TASK REQUIREMENTS:
Give only the number of lines that hold the word "current".

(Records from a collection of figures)

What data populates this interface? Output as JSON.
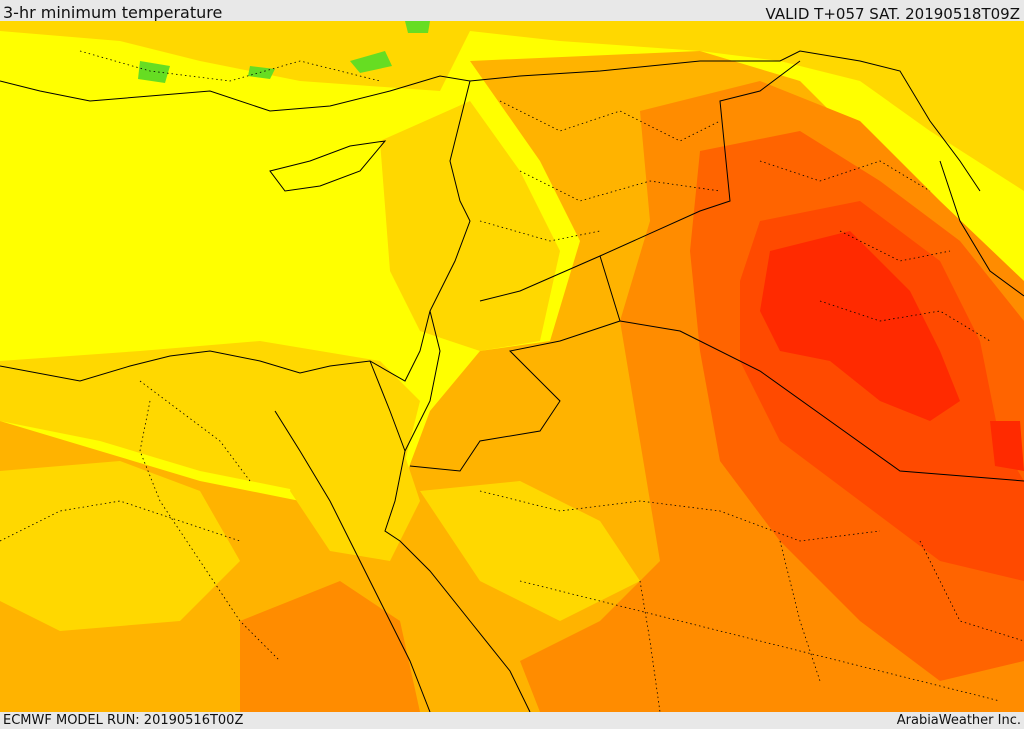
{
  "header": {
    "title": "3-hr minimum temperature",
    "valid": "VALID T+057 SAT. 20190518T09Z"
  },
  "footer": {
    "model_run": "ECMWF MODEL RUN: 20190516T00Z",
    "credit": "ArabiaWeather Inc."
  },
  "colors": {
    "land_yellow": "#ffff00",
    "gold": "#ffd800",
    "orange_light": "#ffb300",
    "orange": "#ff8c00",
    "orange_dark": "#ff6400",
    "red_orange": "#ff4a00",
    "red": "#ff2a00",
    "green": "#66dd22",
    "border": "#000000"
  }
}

...

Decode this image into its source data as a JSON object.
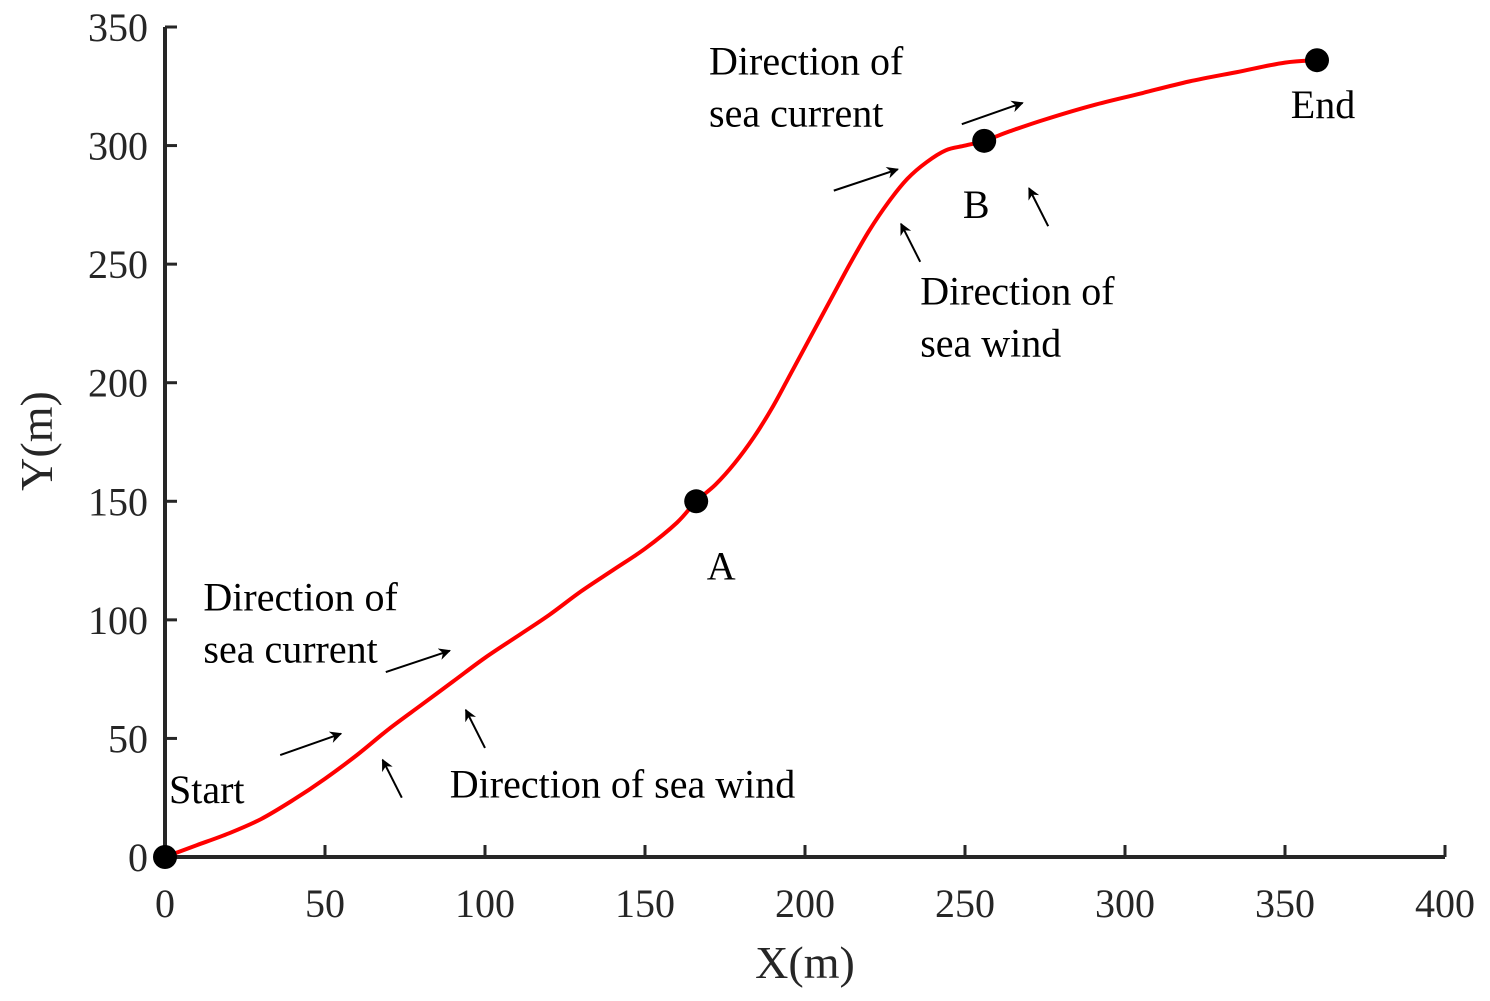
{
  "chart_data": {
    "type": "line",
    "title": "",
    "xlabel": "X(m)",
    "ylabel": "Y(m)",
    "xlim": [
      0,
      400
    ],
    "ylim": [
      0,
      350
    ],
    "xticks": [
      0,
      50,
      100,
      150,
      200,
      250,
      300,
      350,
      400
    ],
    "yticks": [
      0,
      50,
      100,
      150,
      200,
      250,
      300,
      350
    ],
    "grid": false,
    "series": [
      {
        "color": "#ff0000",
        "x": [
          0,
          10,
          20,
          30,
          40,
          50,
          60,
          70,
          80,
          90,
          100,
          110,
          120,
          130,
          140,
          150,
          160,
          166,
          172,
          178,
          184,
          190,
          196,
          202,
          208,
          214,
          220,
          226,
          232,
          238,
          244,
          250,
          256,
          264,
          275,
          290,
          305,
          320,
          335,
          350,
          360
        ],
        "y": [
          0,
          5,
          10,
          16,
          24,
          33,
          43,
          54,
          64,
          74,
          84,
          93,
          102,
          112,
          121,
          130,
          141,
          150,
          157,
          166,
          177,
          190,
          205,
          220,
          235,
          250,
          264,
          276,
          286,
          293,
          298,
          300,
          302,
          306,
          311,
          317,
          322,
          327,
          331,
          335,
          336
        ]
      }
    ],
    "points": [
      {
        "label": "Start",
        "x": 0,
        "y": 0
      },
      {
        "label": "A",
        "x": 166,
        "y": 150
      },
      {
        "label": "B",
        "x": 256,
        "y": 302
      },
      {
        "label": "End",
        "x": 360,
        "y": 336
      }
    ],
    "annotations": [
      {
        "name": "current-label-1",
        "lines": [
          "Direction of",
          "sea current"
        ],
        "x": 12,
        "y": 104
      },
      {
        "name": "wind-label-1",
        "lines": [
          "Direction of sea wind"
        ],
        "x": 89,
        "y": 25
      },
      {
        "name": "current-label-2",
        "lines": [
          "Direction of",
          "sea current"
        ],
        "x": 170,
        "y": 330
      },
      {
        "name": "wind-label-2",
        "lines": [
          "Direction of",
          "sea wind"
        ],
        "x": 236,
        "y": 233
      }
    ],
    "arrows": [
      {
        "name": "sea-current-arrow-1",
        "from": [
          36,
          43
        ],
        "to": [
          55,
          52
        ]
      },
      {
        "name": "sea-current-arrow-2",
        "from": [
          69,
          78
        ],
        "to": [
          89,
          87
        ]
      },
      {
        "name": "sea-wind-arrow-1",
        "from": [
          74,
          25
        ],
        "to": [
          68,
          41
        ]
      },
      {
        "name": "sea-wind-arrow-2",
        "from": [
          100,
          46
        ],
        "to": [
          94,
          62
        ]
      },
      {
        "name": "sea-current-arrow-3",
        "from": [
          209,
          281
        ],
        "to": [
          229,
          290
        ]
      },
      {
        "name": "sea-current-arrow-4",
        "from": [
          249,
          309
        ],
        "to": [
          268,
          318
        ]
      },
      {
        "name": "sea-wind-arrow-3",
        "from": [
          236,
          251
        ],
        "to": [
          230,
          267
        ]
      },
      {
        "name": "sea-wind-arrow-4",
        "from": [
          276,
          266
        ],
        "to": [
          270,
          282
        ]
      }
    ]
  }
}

COMPLETE ANSWER:
8